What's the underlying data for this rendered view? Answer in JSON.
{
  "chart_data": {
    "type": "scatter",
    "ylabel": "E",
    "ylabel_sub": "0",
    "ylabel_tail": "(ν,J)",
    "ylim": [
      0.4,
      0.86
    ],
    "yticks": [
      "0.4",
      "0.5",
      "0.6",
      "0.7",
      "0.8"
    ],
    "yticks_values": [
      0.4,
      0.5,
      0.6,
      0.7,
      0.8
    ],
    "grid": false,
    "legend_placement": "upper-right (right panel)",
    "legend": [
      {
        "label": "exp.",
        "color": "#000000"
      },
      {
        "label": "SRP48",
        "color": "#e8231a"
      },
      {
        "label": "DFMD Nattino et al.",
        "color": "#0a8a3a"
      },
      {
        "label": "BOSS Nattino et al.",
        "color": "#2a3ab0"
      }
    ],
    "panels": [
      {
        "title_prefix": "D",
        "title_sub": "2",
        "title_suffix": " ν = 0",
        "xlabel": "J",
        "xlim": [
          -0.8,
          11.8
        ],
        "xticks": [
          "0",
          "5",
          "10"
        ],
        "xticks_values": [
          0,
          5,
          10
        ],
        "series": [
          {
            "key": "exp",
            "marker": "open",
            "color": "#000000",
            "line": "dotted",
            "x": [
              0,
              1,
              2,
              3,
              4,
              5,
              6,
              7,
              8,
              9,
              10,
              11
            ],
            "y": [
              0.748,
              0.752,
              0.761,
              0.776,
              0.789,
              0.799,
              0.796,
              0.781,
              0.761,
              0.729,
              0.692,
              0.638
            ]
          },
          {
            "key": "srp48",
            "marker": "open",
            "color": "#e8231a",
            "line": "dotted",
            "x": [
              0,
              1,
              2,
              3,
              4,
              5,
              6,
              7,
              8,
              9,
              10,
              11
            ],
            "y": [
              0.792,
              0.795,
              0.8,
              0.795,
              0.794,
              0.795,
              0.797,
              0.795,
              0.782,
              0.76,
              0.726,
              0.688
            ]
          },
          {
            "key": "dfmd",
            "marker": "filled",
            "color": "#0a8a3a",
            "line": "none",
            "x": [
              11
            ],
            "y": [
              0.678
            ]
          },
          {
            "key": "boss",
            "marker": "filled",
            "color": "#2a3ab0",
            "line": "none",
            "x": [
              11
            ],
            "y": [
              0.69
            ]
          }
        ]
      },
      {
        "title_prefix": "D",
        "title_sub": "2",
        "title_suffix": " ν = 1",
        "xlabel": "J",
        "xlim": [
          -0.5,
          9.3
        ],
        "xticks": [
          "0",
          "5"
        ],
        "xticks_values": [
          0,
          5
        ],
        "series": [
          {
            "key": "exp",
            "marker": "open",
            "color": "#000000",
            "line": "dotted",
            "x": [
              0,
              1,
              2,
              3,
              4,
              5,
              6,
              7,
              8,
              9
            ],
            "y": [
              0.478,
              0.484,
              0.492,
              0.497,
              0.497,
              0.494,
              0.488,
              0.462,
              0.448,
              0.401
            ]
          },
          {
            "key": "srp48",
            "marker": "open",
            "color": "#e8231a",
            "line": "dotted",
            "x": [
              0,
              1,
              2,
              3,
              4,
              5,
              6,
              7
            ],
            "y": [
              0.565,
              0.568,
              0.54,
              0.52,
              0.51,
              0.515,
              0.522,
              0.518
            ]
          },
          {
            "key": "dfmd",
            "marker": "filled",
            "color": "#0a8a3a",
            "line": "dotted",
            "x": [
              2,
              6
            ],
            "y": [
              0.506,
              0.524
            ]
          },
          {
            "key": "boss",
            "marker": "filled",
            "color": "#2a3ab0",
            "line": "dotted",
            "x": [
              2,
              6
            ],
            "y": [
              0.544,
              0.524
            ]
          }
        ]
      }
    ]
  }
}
■ ■ ■ ■ ■
Transcribe every entry verbatim.

### EXERCISE RESULT
What's the underlying data for this rendered view? Answer in JSON.
{
  "chart_data": {
    "type": "scatter",
    "ylabel": "E",
    "ylabel_sub": "0",
    "ylabel_tail": "(ν,J)",
    "ylim": [
      0.4,
      0.86
    ],
    "yticks": [
      "0.4",
      "0.5",
      "0.6",
      "0.7",
      "0.8"
    ],
    "yticks_values": [
      0.4,
      0.5,
      0.6,
      0.7,
      0.8
    ],
    "grid": false,
    "legend_placement": "upper-right (right panel)",
    "legend": [
      {
        "label": "exp.",
        "color": "#000000"
      },
      {
        "label": "SRP48",
        "color": "#e8231a"
      },
      {
        "label": "DFMD Nattino et al.",
        "color": "#0a8a3a"
      },
      {
        "label": "BOSS Nattino et al.",
        "color": "#2a3ab0"
      }
    ],
    "panels": [
      {
        "title_prefix": "D",
        "title_sub": "2",
        "title_suffix": " ν = 0",
        "xlabel": "J",
        "xlim": [
          -0.8,
          11.8
        ],
        "xticks": [
          "0",
          "5",
          "10"
        ],
        "xticks_values": [
          0,
          5,
          10
        ],
        "series": [
          {
            "key": "exp",
            "marker": "open",
            "color": "#000000",
            "line": "dotted",
            "x": [
              0,
              1,
              2,
              3,
              4,
              5,
              6,
              7,
              8,
              9,
              10,
              11
            ],
            "y": [
              0.748,
              0.752,
              0.761,
              0.776,
              0.789,
              0.799,
              0.796,
              0.781,
              0.761,
              0.729,
              0.692,
              0.638
            ]
          },
          {
            "key": "srp48",
            "marker": "open",
            "color": "#e8231a",
            "line": "dotted",
            "x": [
              0,
              1,
              2,
              3,
              4,
              5,
              6,
              7,
              8,
              9,
              10,
              11
            ],
            "y": [
              0.792,
              0.795,
              0.8,
              0.795,
              0.794,
              0.795,
              0.797,
              0.795,
              0.782,
              0.76,
              0.726,
              0.688
            ]
          },
          {
            "key": "dfmd",
            "marker": "filled",
            "color": "#0a8a3a",
            "line": "none",
            "x": [
              11
            ],
            "y": [
              0.678
            ]
          },
          {
            "key": "boss",
            "marker": "filled",
            "color": "#2a3ab0",
            "line": "none",
            "x": [
              11
            ],
            "y": [
              0.69
            ]
          }
        ]
      },
      {
        "title_prefix": "D",
        "title_sub": "2",
        "title_suffix": " ν = 1",
        "xlabel": "J",
        "xlim": [
          -0.5,
          9.3
        ],
        "xticks": [
          "0",
          "5"
        ],
        "xticks_values": [
          0,
          5
        ],
        "series": [
          {
            "key": "exp",
            "marker": "open",
            "color": "#000000",
            "line": "dotted",
            "x": [
              0,
              1,
              2,
              3,
              4,
              5,
              6,
              7,
              8,
              9
            ],
            "y": [
              0.478,
              0.484,
              0.492,
              0.497,
              0.497,
              0.494,
              0.488,
              0.462,
              0.448,
              0.401
            ]
          },
          {
            "key": "srp48",
            "marker": "open",
            "color": "#e8231a",
            "line": "dotted",
            "x": [
              0,
              1,
              2,
              3,
              4,
              5,
              6,
              7
            ],
            "y": [
              0.565,
              0.568,
              0.54,
              0.52,
              0.51,
              0.515,
              0.522,
              0.518
            ]
          },
          {
            "key": "dfmd",
            "marker": "filled",
            "color": "#0a8a3a",
            "line": "dotted",
            "x": [
              2,
              6
            ],
            "y": [
              0.506,
              0.524
            ]
          },
          {
            "key": "boss",
            "marker": "filled",
            "color": "#2a3ab0",
            "line": "dotted",
            "x": [
              2,
              6
            ],
            "y": [
              0.544,
              0.524
            ]
          }
        ]
      }
    ]
  }
}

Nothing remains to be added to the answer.